* [Written problem]: Find every line in the records that holds the string "ICSD". Copy each one.

* [Record excerpts]:
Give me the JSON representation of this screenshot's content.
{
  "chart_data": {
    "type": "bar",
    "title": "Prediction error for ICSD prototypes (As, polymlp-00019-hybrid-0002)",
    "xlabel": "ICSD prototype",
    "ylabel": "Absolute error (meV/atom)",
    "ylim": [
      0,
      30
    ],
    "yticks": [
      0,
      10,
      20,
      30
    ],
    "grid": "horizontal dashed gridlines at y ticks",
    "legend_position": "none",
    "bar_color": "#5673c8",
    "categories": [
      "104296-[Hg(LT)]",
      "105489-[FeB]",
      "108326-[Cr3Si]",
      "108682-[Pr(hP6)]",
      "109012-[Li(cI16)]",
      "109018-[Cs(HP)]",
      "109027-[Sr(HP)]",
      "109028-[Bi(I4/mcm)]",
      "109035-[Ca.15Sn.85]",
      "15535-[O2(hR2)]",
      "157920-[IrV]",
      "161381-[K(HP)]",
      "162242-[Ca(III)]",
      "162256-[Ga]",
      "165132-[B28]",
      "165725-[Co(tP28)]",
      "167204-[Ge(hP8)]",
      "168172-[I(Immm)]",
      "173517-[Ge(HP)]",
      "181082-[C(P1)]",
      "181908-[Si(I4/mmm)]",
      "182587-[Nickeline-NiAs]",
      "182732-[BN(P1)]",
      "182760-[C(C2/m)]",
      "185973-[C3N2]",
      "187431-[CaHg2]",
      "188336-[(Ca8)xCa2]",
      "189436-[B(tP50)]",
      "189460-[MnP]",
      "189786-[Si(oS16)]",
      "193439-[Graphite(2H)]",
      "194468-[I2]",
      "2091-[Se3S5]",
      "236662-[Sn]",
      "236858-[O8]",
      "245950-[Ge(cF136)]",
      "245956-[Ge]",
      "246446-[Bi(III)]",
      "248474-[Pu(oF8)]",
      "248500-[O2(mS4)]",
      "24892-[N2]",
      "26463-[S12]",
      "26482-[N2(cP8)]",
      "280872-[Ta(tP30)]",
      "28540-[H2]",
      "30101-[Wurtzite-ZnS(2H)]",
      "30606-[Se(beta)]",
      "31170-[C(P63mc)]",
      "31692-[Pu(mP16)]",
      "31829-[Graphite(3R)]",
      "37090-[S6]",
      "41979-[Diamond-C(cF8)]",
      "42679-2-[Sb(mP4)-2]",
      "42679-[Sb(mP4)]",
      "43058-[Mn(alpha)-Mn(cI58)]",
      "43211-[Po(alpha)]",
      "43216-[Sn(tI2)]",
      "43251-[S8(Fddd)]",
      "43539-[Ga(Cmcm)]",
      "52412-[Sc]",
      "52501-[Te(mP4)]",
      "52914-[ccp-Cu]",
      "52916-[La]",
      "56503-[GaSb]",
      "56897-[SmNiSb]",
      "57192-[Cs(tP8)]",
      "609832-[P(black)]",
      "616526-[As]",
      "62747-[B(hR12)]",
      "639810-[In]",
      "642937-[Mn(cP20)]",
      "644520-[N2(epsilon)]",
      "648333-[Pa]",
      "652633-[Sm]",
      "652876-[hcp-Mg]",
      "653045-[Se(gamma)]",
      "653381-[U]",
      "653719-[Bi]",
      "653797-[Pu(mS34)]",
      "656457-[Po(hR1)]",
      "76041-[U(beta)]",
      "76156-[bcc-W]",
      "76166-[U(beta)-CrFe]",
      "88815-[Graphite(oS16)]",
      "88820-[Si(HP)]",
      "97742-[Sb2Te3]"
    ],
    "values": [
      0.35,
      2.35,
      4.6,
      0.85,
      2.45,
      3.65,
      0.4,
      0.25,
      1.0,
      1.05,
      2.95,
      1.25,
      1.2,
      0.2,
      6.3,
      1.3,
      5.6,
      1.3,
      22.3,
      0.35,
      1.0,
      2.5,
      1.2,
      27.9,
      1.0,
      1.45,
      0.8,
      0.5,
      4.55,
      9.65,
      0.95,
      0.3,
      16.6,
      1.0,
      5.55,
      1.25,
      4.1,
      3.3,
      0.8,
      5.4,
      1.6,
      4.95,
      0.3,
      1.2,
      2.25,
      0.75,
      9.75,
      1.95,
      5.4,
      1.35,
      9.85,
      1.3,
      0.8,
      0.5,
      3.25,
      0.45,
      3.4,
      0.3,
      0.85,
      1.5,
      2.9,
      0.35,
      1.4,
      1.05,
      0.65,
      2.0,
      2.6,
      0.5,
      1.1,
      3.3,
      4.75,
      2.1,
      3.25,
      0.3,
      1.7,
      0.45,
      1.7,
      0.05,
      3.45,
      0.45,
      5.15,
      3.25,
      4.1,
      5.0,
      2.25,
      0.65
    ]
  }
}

* [Written reply]:
    "title": "Prediction error for ICSD prototypes (As, polymlp-00019-hybrid-0002)",
    "xlabel": "ICSD prototype",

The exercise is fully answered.